▸ PAGE TEXT:
++++
# Moen 1423 PBV Spool removal



## skoronesa (Oct 27, 2015)

As I am sure you all know these things suck to get out. I found this video of a tool this guy made but that's it. Do any of you have this tool or know where to get it? Up till now I have had good success with my bluepoint hammerhead screwdriver.


----------



## Tango (Jan 13, 2018)

Good thing I haven't seen that kind of moen. I've had a few faucets where the balancer seized and no tool would get them out.

Once home I even used a heavy hammer in the vise, both times they were so seized up it was impossible.


----------



## chonkie (Jul 31, 2014)

Based on the comments in YouTube, good luck getting this tool from the guy. He posted his email address about a year ago, but the person asking for it said he never returned their email. Doesn't seem like the guy was serious about trying to sell the kit.

Looks like time to make your own based on his idea, or just keep doing what has worked for you so far. Doesn't even seem like something that would be too difficult to make for someone with welding skills or some machining knowledge. Just a socket with the appropriate curved key for the slot.


----------



## SchmitzPlumbing (May 5, 2014)

tear out the pos. even kohler couldnt over engineer such a pile of junk. and i love kohler by the way.:vs_laugh:


----------



## skoronesa (Oct 27, 2015)

SchmitzPlumbing said:


> tear out the pos. even kohler couldnt over engineer such a pile of junk. and i love kohler by the way.:vs_laugh:





What makes you say these are over engineered? They consist of three distinct parts that usually work pretty reliably instead of one super complex cartridge that costs a lot in order to do all three functions.


There is the standard 1200 brass or 1225 plastic cartridges which are very common. Two spring check stops which you will find on many shower valves. And the pressure balancing spool which is almost the same exact design that toto, delta, and several others use.


We have really hard water around here and moen 1200 series valves hold up very well.







.


----------



## Alan (Jun 18, 2008)

My old boss gave me the dullest %[email protected]#^ing chisel for my tool bag when I started. Imagine 11 years later how great it was...... Well, I discovered the 1" wide dull AF chisel blade was PERFECT for these dudes, and every once in a while it would hold a stubborn toilet tank bolt from spinning.

The great part is, it has a nice big flat spot you can put an adjustable wrench on it while you push in to give you a little more leverage.
++++
▸ STORED RECORDS:

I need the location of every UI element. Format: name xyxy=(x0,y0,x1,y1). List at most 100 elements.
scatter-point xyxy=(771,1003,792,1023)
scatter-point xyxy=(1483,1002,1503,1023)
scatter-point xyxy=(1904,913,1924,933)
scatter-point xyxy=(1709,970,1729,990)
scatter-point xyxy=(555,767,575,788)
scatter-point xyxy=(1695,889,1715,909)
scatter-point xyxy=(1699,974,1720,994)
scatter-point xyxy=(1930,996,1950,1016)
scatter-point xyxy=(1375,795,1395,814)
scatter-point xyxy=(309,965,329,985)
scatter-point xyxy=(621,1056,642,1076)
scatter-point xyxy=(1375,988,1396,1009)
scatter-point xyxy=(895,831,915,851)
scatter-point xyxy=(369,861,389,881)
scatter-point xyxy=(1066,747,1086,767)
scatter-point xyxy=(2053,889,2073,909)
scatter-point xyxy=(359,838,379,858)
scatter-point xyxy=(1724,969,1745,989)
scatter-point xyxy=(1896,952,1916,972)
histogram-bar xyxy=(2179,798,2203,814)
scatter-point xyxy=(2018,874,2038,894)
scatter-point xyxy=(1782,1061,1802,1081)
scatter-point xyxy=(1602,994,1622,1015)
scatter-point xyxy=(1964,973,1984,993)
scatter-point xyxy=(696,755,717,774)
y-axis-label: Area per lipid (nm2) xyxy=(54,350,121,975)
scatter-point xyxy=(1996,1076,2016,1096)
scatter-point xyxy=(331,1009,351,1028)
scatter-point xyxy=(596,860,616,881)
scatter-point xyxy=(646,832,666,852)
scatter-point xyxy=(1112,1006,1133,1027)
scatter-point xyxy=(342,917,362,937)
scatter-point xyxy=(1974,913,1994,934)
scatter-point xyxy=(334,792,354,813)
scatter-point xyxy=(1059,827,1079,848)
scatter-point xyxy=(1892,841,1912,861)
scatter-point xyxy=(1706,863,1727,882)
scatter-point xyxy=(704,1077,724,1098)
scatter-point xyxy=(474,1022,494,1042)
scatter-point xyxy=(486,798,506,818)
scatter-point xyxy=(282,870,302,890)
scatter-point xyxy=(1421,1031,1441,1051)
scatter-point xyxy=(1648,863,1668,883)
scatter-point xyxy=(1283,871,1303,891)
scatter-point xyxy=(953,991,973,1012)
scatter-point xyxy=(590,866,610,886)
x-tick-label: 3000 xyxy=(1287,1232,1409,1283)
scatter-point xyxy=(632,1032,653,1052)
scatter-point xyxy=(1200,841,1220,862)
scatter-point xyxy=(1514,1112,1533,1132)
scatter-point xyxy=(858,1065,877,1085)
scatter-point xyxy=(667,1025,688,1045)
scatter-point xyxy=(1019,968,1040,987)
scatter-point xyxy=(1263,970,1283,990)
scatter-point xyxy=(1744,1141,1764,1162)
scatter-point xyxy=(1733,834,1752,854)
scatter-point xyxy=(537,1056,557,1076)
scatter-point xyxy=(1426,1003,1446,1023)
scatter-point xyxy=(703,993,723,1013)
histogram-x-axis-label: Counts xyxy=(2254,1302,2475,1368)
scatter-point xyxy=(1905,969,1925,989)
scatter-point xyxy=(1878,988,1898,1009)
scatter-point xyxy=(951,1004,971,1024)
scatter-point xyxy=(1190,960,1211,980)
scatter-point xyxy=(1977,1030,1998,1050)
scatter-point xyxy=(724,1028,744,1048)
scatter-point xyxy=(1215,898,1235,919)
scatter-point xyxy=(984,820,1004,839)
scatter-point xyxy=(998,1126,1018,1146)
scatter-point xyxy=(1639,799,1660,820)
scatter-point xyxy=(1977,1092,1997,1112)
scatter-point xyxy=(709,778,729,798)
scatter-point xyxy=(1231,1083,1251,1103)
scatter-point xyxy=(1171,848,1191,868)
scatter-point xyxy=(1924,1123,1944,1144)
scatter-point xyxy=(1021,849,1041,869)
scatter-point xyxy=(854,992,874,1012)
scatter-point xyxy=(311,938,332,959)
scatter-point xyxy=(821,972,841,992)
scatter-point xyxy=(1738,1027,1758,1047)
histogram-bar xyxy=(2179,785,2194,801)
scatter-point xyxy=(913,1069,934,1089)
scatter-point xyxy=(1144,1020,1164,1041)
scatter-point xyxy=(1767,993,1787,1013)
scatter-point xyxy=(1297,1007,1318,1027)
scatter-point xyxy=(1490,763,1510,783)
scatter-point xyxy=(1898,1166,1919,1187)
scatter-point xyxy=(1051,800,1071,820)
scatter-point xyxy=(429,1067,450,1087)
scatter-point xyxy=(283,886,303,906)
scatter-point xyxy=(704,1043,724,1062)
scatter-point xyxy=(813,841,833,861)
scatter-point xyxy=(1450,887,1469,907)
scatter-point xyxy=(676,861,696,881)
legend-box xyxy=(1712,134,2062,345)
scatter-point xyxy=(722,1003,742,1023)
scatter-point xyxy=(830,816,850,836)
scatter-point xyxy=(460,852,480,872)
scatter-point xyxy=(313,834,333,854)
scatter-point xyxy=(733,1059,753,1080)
++++
Update the passage of the Moen spool removal thread starting at "# Moen 1423" and ending at "bluepoint hammerhead screwdriver." by changing "screwdriver" to "pry bar". None of the lines are needed here.

# Moen 1423 PBV Spool removal



## skoronesa (Oct 27, 2015)

As I am sure you all know these things suck to get out. I found this video of a tool this guy made but that's it. Do any of you have this tool or know where to get it? Up till now I have had good success with my bluepoint hammerhead pry bar.